### Stated exercise
Write out the records word for word, with no pictures.
━━━━━━━━
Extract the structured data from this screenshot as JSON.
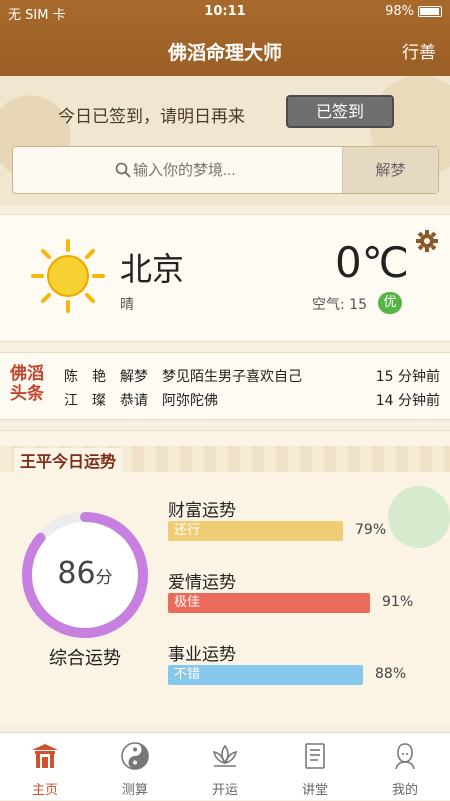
{
  "status": {
    "carrier": "无 SIM 卡",
    "time": "10:11",
    "battery": "98%"
  },
  "nav": {
    "title": "佛滔命理大师",
    "right": "行善"
  },
  "signin": {
    "message": "今日已签到，请明日再来",
    "button": "已签到"
  },
  "search": {
    "placeholder": "输入你的梦境...",
    "button": "解梦"
  },
  "weather": {
    "city": "北京",
    "condition": "晴",
    "temp": "0℃",
    "air_label": "空气: 15",
    "air_quality": "优"
  },
  "news": {
    "logo": "佛滔头条",
    "items": [
      {
        "title": "陈　艳　解梦　梦见陌生男子喜欢自己",
        "time": "15 分钟前"
      },
      {
        "title": "江　璨　恭请　阿弥陀佛",
        "time": "14 分钟前"
      }
    ]
  },
  "fortune": {
    "title": "王平今日运势",
    "score": "86",
    "score_unit": "分",
    "score_value": 0.86,
    "score_label": "综合运势",
    "items": [
      {
        "name": "财富运势",
        "level": "还行",
        "percent": "79%",
        "value": 0.79,
        "color": "#f0cd74"
      },
      {
        "name": "爱情运势",
        "level": "极佳",
        "percent": "91%",
        "value": 0.91,
        "color": "#ea6a5c"
      },
      {
        "name": "事业运势",
        "level": "不错",
        "percent": "88%",
        "value": 0.88,
        "color": "#86c7ec"
      }
    ]
  },
  "tabs": [
    {
      "label": "主页",
      "icon": "temple-icon",
      "active": true
    },
    {
      "label": "测算",
      "icon": "yin-yang-icon",
      "active": false
    },
    {
      "label": "开运",
      "icon": "lotus-icon",
      "active": false
    },
    {
      "label": "讲堂",
      "icon": "book-icon",
      "active": false
    },
    {
      "label": "我的",
      "icon": "buddha-icon",
      "active": false
    }
  ]
}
━━━━━━━━
### Right answer
Extract the structured data from this screenshot as JSON.
{
  "status": {
    "carrier": "无 SIM 卡",
    "time": "10:11",
    "battery": "98%"
  },
  "nav": {
    "title": "佛滔命理大师",
    "right": "行善"
  },
  "signin": {
    "message": "今日已签到，请明日再来",
    "button": "已签到"
  },
  "search": {
    "placeholder": "输入你的梦境...",
    "button": "解梦"
  },
  "weather": {
    "city": "北京",
    "condition": "晴",
    "temp": "0℃",
    "air_label": "空气: 15",
    "air_quality": "优"
  },
  "news": {
    "logo": "佛滔头条",
    "items": [
      {
        "title": "陈　艳　解梦　梦见陌生男子喜欢自己",
        "time": "15 分钟前"
      },
      {
        "title": "江　璨　恭请　阿弥陀佛",
        "time": "14 分钟前"
      }
    ]
  },
  "fortune": {
    "title": "王平今日运势",
    "score": "86",
    "score_unit": "分",
    "score_value": 0.86,
    "score_label": "综合运势",
    "items": [
      {
        "name": "财富运势",
        "level": "还行",
        "percent": "79%",
        "value": 0.79,
        "color": "#f0cd74"
      },
      {
        "name": "爱情运势",
        "level": "极佳",
        "percent": "91%",
        "value": 0.91,
        "color": "#ea6a5c"
      },
      {
        "name": "事业运势",
        "level": "不错",
        "percent": "88%",
        "value": 0.88,
        "color": "#86c7ec"
      }
    ]
  },
  "tabs": [
    {
      "label": "主页",
      "icon": "temple-icon",
      "active": true
    },
    {
      "label": "测算",
      "icon": "yin-yang-icon",
      "active": false
    },
    {
      "label": "开运",
      "icon": "lotus-icon",
      "active": false
    },
    {
      "label": "讲堂",
      "icon": "book-icon",
      "active": false
    },
    {
      "label": "我的",
      "icon": "buddha-icon",
      "active": false
    }
  ]
}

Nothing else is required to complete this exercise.